Collected data entries:
^^^^
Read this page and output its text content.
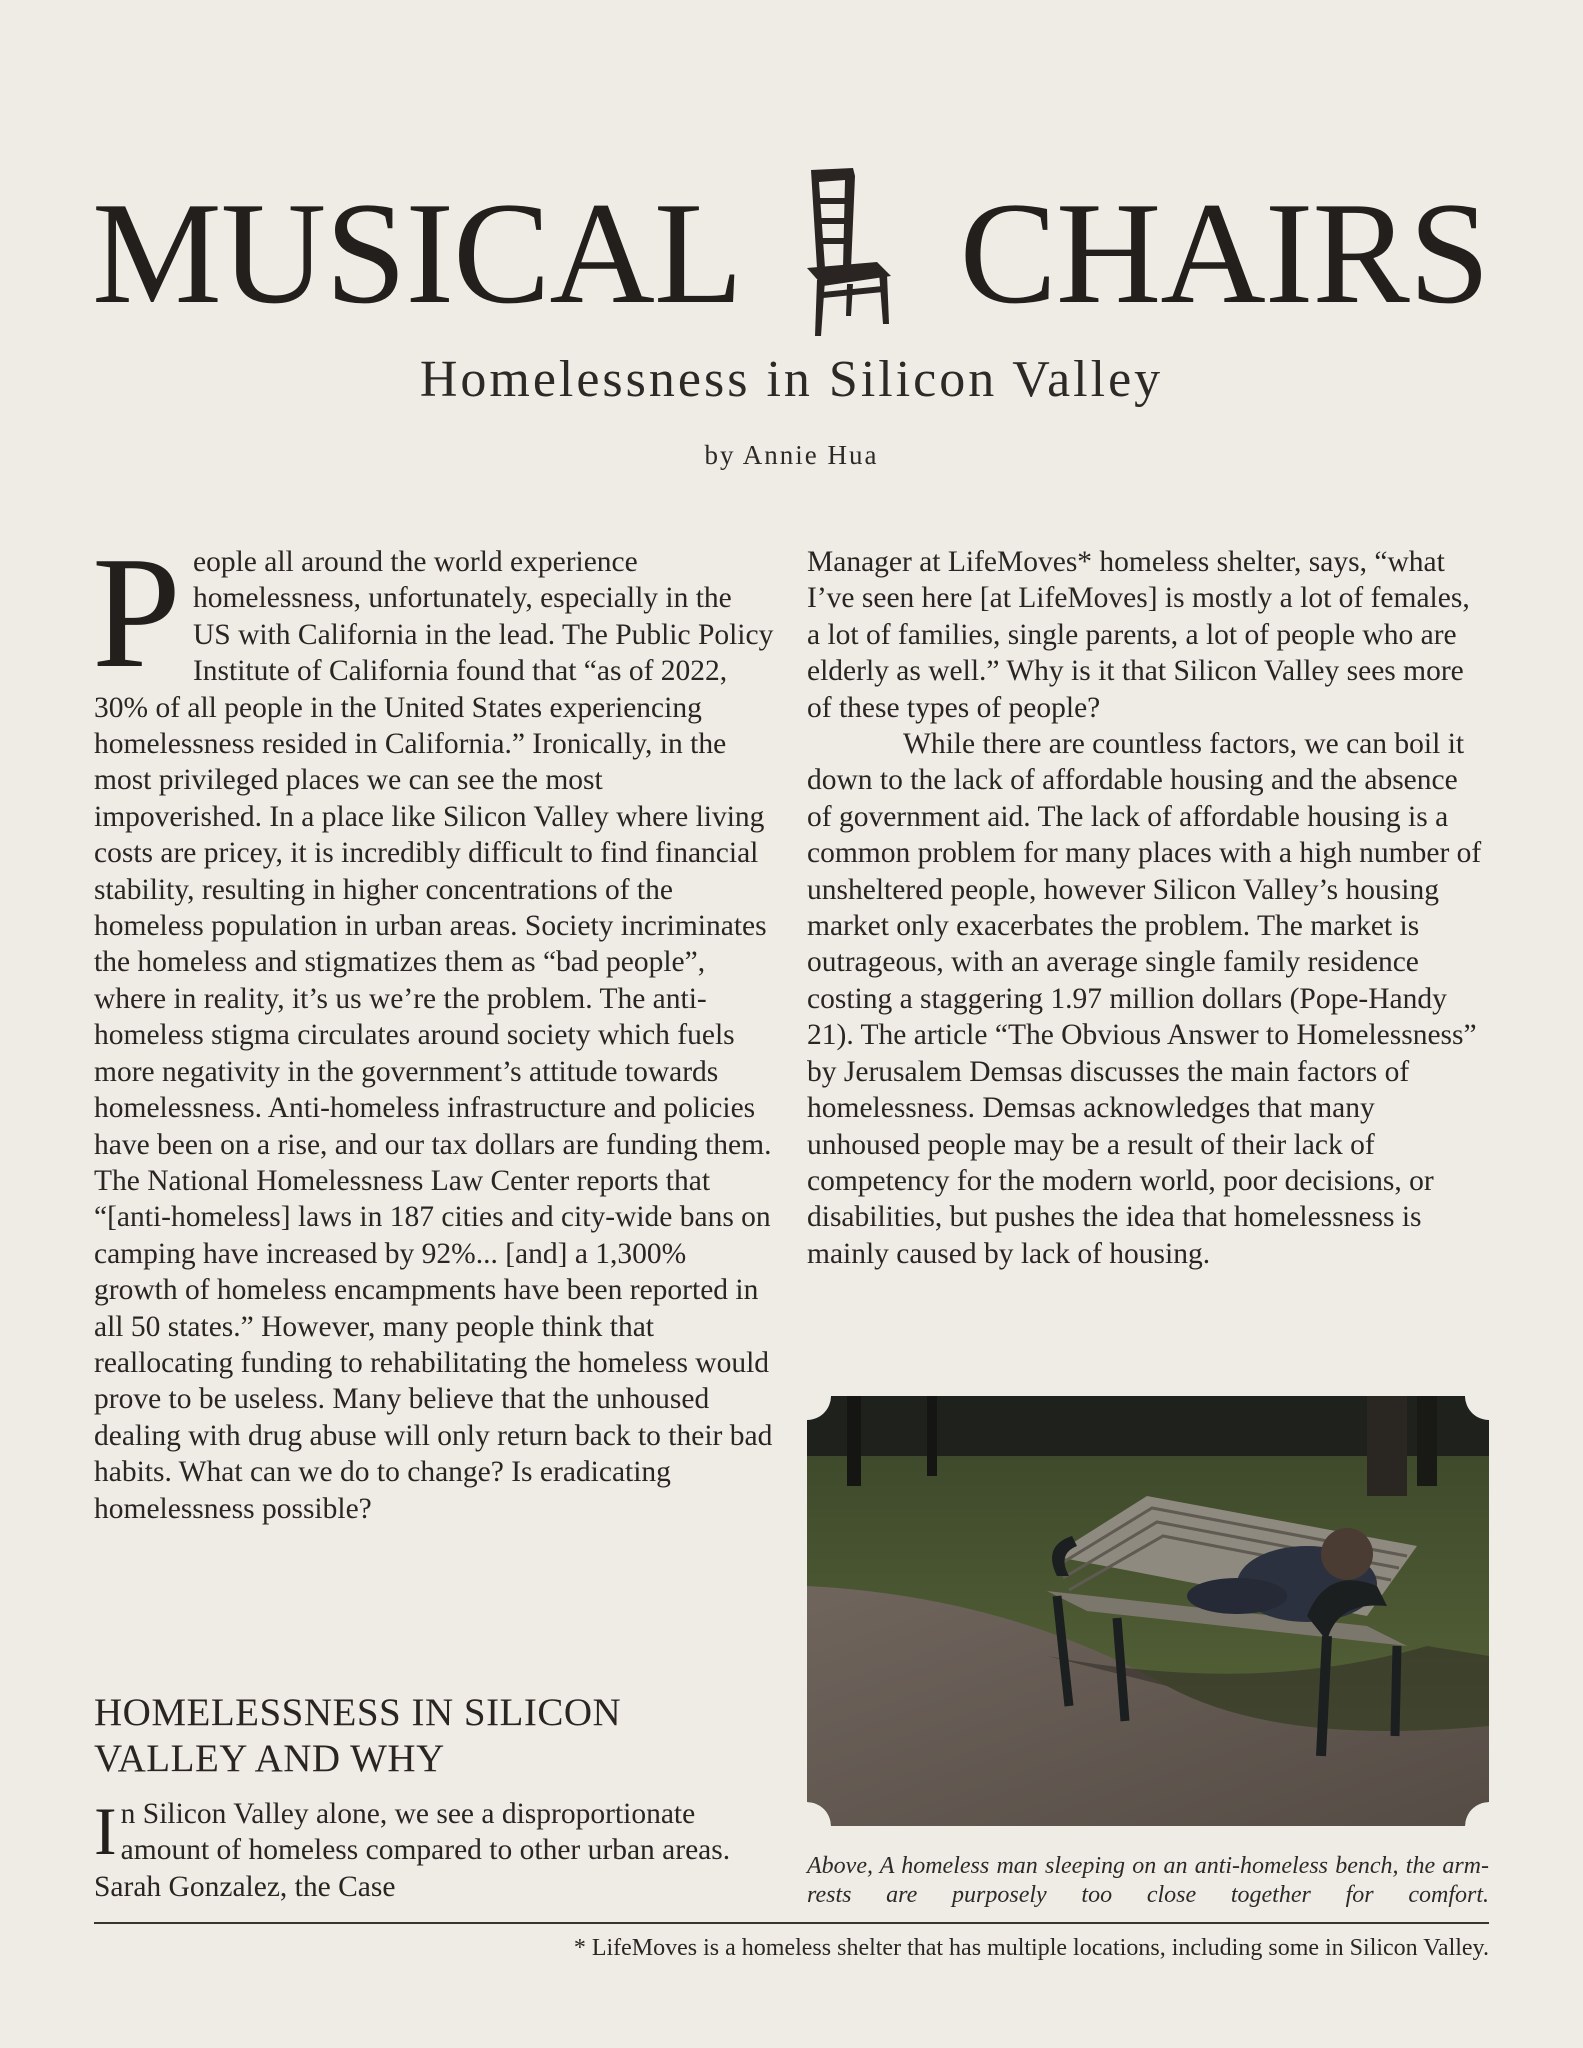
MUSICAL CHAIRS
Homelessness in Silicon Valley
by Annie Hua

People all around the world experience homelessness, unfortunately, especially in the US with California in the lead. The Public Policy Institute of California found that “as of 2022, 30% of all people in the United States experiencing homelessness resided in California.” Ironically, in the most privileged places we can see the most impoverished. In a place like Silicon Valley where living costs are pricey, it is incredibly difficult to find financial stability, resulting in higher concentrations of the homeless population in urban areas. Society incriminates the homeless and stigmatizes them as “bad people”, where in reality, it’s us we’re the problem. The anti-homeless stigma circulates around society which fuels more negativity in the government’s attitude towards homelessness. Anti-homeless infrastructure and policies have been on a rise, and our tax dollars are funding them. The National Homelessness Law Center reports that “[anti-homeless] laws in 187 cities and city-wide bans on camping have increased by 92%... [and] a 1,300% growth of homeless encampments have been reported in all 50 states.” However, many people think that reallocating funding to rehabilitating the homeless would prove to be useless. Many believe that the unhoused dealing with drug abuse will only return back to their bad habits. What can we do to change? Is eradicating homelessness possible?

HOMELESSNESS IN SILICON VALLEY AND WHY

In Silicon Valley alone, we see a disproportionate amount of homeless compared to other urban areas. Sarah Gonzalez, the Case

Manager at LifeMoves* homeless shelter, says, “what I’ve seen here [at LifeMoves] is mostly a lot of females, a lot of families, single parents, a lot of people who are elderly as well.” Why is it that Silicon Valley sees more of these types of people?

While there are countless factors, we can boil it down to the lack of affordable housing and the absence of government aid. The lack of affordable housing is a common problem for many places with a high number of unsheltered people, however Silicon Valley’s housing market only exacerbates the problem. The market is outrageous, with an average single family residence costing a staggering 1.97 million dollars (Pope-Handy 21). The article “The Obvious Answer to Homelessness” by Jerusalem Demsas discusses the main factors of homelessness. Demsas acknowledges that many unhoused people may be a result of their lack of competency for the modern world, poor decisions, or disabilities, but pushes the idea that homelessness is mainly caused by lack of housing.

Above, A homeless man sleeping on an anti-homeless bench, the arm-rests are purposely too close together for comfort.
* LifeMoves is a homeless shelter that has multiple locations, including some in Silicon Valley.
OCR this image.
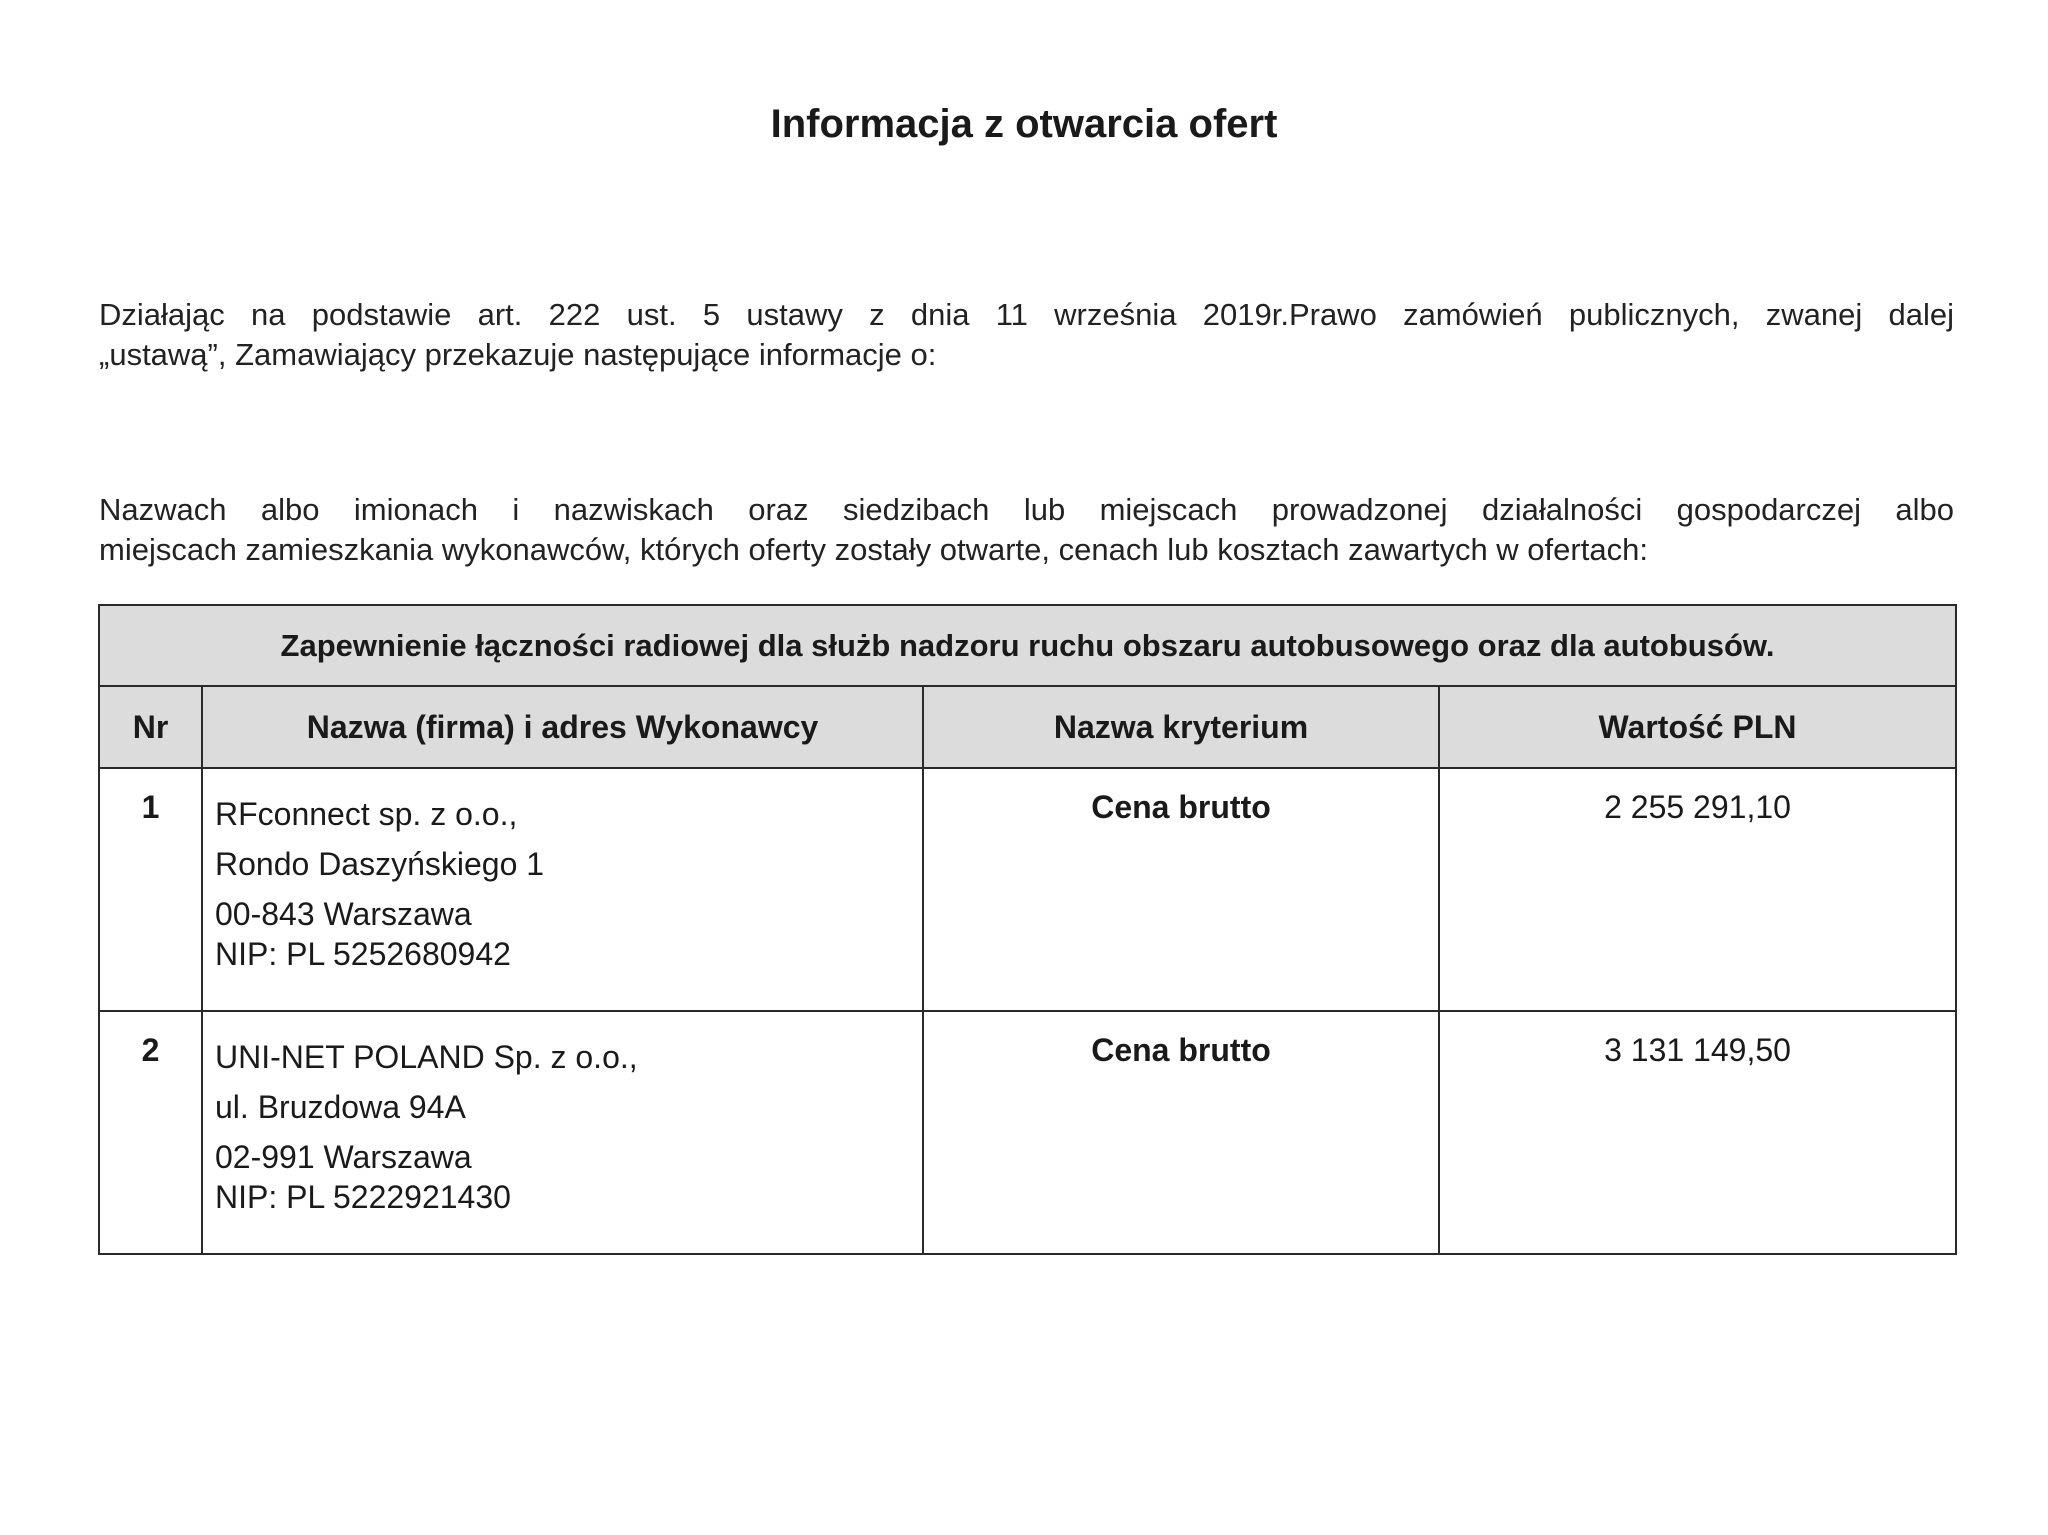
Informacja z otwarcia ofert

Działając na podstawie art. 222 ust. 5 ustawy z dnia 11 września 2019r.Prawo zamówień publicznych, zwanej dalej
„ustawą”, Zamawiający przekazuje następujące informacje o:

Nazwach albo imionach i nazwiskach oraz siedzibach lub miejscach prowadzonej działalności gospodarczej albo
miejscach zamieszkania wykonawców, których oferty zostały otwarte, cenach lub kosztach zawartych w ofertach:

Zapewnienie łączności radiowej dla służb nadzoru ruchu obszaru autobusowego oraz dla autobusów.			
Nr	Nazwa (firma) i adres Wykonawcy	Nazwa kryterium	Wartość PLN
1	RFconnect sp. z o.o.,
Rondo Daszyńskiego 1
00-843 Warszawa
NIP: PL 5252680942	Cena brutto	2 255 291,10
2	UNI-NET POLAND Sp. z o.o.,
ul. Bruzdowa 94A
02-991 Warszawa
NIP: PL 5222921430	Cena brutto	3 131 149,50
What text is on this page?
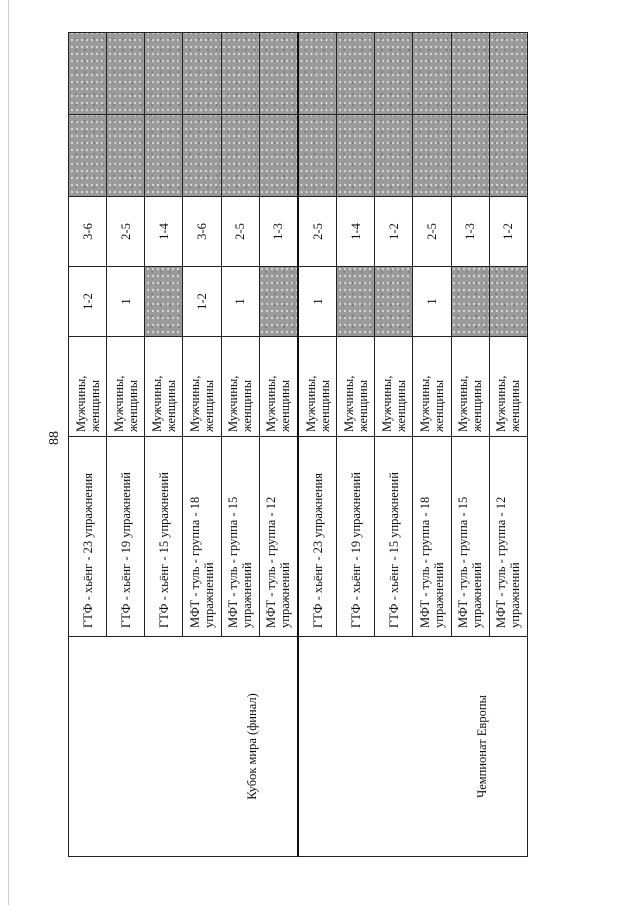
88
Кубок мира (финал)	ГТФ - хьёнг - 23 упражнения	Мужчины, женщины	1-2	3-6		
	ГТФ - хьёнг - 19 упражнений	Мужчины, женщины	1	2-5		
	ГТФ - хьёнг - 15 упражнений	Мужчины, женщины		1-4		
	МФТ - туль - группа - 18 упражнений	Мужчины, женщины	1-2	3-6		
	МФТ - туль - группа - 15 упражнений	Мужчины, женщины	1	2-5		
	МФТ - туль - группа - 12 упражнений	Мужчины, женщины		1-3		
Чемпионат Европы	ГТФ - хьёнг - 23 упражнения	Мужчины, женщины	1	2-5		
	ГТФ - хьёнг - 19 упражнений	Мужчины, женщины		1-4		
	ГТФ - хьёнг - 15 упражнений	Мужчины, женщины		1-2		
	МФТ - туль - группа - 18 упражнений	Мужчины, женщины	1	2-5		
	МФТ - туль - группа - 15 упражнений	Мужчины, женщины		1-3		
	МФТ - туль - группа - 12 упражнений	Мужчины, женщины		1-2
^^^^
• **Short problem**: Leave out the pictures and transcribe everything else exactly.

• **Exercise output**:
Read this page and output its text content.
MUSICAL CHAIRS
Homelessness in Silicon Valley
by Annie Hua

People all around the world experience homelessness, unfortunately, especially in the US with California in the lead. The Public Policy Institute of California found that “as of 2022, 30% of all people in the United States experiencing homelessness resided in California.” Ironically, in the most privileged places we can see the most impoverished. In a place like Silicon Valley where living costs are pricey, it is incredibly difficult to find financial stability, resulting in higher concentrations of the homeless population in urban areas. Society incriminates the homeless and stigmatizes them as “bad people”, where in reality, it’s us we’re the problem. The anti-homeless stigma circulates around society which fuels more negativity in the government’s attitude towards homelessness. Anti-homeless infrastructure and policies have been on a rise, and our tax dollars are funding them. The National Homelessness Law Center reports that “[anti-homeless] laws in 187 cities and city-wide bans on camping have increased by 92%... [and] a 1,300% growth of homeless encampments have been reported in all 50 states.” However, many people think that reallocating funding to rehabilitating the homeless would prove to be useless. Many believe that the unhoused dealing with drug abuse will only return back to their bad habits. What can we do to change? Is eradicating homelessness possible?

HOMELESSNESS IN SILICON VALLEY AND WHY

In Silicon Valley alone, we see a disproportionate amount of homeless compared to other urban areas. Sarah Gonzalez, the Case

Manager at LifeMoves* homeless shelter, says, “what I’ve seen here [at LifeMoves] is mostly a lot of females, a lot of families, single parents, a lot of people who are elderly as well.” Why is it that Silicon Valley sees more of these types of people?

While there are countless factors, we can boil it down to the lack of affordable housing and the absence of government aid. The lack of affordable housing is a common problem for many places with a high number of unsheltered people, however Silicon Valley’s housing market only exacerbates the problem. The market is outrageous, with an average single family residence costing a staggering 1.97 million dollars (Pope-Handy 21). The article “The Obvious Answer to Homelessness” by Jerusalem Demsas discusses the main factors of homelessness. Demsas acknowledges that many unhoused people may be a result of their lack of competency for the modern world, poor decisions, or disabilities, but pushes the idea that homelessness is mainly caused by lack of housing.

Above, A homeless man sleeping on an anti-homeless bench, the arm-rests are purposely too close together for comfort.
* LifeMoves is a homeless shelter that has multiple locations, including some in Silicon Valley.
OCR this image.
Informacja z otwarcia ofert

Działając na podstawie art. 222 ust. 5 ustawy z dnia 11 września 2019r.Prawo zamówień publicznych, zwanej dalej
„ustawą”, Zamawiający przekazuje następujące informacje o:

Nazwach albo imionach i nazwiskach oraz siedzibach lub miejscach prowadzonej działalności gospodarczej albo
miejscach zamieszkania wykonawców, których oferty zostały otwarte, cenach lub kosztach zawartych w ofertach:

Zapewnienie łączności radiowej dla służb nadzoru ruchu obszaru autobusowego oraz dla autobusów.			
Nr	Nazwa (firma) i adres Wykonawcy	Nazwa kryterium	Wartość PLN
1	RFconnect sp. z o.o.,
Rondo Daszyńskiego 1
00-843 Warszawa
NIP: PL 5252680942	Cena brutto	2 255 291,10
2	UNI-NET POLAND Sp. z o.o.,
ul. Bruzdowa 94A
02-991 Warszawa
NIP: PL 5222921430	Cena brutto	3 131 149,50
What text is on this page?
88
Кубок мира (финал)	ГТФ - хьёнг - 23 упражнения	Мужчины, женщины	1-2	3-6		
	ГТФ - хьёнг - 19 упражнений	Мужчины, женщины	1	2-5		
	ГТФ - хьёнг - 15 упражнений	Мужчины, женщины		1-4		
	МФТ - туль - группа - 18 упражнений	Мужчины, женщины	1-2	3-6		
	МФТ - туль - группа - 15 упражнений	Мужчины, женщины	1	2-5		
	МФТ - туль - группа - 12 упражнений	Мужчины, женщины		1-3		
Чемпионат Европы	ГТФ - хьёнг - 23 упражнения	Мужчины, женщины	1	2-5		
	ГТФ - хьёнг - 19 упражнений	Мужчины, женщины		1-4		
	ГТФ - хьёнг - 15 упражнений	Мужчины, женщины		1-2		
	МФТ - туль - группа - 18 упражнений	Мужчины, женщины	1	2-5		
	МФТ - туль - группа - 15 упражнений	Мужчины, женщины		1-3		
	МФТ - туль - группа - 12 упражнений	Мужчины, женщины		1-2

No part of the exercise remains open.